## What you have to do
Which lines in the records below contain the word "Microphone"? Copy each of them.

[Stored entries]

++++++++

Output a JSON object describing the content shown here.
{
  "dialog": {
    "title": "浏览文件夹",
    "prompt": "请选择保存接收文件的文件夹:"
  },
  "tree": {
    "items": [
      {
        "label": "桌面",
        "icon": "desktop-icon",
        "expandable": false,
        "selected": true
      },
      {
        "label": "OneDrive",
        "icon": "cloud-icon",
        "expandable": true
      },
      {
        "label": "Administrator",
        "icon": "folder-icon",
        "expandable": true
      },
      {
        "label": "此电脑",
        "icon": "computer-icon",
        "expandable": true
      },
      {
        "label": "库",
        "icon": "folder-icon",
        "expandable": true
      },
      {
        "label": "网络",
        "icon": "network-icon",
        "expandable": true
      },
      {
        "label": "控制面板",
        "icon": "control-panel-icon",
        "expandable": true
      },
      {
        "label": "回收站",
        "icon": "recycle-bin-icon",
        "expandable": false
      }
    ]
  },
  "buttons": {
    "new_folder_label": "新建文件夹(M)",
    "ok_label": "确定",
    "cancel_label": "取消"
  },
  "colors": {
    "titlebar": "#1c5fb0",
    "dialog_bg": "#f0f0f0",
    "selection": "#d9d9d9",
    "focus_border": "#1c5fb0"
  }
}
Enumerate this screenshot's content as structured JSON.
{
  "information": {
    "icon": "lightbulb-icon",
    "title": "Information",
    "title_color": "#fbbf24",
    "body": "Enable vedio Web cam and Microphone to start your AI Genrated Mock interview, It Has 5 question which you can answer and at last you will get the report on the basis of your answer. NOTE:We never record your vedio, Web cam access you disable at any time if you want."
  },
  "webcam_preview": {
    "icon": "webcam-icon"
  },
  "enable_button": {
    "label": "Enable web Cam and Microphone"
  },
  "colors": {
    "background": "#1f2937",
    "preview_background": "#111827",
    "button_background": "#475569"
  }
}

++++++++

## Response to the exercise
    "body": "Enable vedio Web cam and Microphone to start your AI Genrated Mock interview, It Has 5 question which you can answer and at last you will get the report on the basis of your answer. NOTE:We never record your vedio, Web cam access you disable at any time if you want."
    "label": "Enable web Cam and Microphone"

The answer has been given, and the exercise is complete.